Stored data entries
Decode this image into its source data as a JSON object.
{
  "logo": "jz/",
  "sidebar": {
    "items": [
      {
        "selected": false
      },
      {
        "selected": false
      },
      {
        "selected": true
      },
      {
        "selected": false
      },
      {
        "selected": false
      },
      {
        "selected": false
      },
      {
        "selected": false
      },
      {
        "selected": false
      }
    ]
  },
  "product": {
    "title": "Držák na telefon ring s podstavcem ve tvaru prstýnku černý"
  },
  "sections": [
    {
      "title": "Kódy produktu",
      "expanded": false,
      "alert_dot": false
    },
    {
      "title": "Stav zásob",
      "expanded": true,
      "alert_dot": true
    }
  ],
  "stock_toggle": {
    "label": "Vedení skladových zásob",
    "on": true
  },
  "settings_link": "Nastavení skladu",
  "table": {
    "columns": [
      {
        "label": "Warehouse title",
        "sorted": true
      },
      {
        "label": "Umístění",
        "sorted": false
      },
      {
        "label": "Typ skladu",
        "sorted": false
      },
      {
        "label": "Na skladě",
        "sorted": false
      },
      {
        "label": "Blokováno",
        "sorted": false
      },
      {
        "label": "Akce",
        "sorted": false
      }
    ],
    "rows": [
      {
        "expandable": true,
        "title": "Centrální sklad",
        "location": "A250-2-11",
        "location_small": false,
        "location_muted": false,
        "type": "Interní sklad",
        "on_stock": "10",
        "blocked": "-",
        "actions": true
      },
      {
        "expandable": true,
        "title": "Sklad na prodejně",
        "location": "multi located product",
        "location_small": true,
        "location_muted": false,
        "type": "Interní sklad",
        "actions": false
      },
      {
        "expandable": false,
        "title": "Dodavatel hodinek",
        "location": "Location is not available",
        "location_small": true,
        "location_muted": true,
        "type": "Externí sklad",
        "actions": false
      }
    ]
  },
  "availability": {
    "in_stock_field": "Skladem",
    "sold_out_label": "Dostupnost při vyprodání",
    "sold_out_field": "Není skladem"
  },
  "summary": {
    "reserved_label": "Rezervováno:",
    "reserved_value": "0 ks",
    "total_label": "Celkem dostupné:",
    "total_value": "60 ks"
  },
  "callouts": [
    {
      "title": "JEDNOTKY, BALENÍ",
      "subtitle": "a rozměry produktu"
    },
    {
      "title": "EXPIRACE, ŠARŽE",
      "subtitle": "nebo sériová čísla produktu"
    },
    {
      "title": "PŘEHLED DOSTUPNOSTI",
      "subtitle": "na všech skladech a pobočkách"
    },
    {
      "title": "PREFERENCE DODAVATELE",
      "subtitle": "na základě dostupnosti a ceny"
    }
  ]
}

# YOUR TASK
All of the records must be repeated exactly.

# FULL SOLUTION
Decode this image into its source data as a JSON object.
{
  "logo": "jz/",
  "sidebar": {
    "items": [
      {
        "selected": false
      },
      {
        "selected": false
      },
      {
        "selected": true
      },
      {
        "selected": false
      },
      {
        "selected": false
      },
      {
        "selected": false
      },
      {
        "selected": false
      },
      {
        "selected": false
      }
    ]
  },
  "product": {
    "title": "Držák na telefon ring s podstavcem ve tvaru prstýnku černý"
  },
  "sections": [
    {
      "title": "Kódy produktu",
      "expanded": false,
      "alert_dot": false
    },
    {
      "title": "Stav zásob",
      "expanded": true,
      "alert_dot": true
    }
  ],
  "stock_toggle": {
    "label": "Vedení skladových zásob",
    "on": true
  },
  "settings_link": "Nastavení skladu",
  "table": {
    "columns": [
      {
        "label": "Warehouse title",
        "sorted": true
      },
      {
        "label": "Umístění",
        "sorted": false
      },
      {
        "label": "Typ skladu",
        "sorted": false
      },
      {
        "label": "Na skladě",
        "sorted": false
      },
      {
        "label": "Blokováno",
        "sorted": false
      },
      {
        "label": "Akce",
        "sorted": false
      }
    ],
    "rows": [
      {
        "expandable": true,
        "title": "Centrální sklad",
        "location": "A250-2-11",
        "location_small": false,
        "location_muted": false,
        "type": "Interní sklad",
        "on_stock": "10",
        "blocked": "-",
        "actions": true
      },
      {
        "expandable": true,
        "title": "Sklad na prodejně",
        "location": "multi located product",
        "location_small": true,
        "location_muted": false,
        "type": "Interní sklad",
        "actions": false
      },
      {
        "expandable": false,
        "title": "Dodavatel hodinek",
        "location": "Location is not available",
        "location_small": true,
        "location_muted": true,
        "type": "Externí sklad",
        "actions": false
      }
    ]
  },
  "availability": {
    "in_stock_field": "Skladem",
    "sold_out_label": "Dostupnost při vyprodání",
    "sold_out_field": "Není skladem"
  },
  "summary": {
    "reserved_label": "Rezervováno:",
    "reserved_value": "0 ks",
    "total_label": "Celkem dostupné:",
    "total_value": "60 ks"
  },
  "callouts": [
    {
      "title": "JEDNOTKY, BALENÍ",
      "subtitle": "a rozměry produktu"
    },
    {
      "title": "EXPIRACE, ŠARŽE",
      "subtitle": "nebo sériová čísla produktu"
    },
    {
      "title": "PŘEHLED DOSTUPNOSTI",
      "subtitle": "na všech skladech a pobočkách"
    },
    {
      "title": "PREFERENCE DODAVATELE",
      "subtitle": "na základě dostupnosti a ceny"
    }
  ]
}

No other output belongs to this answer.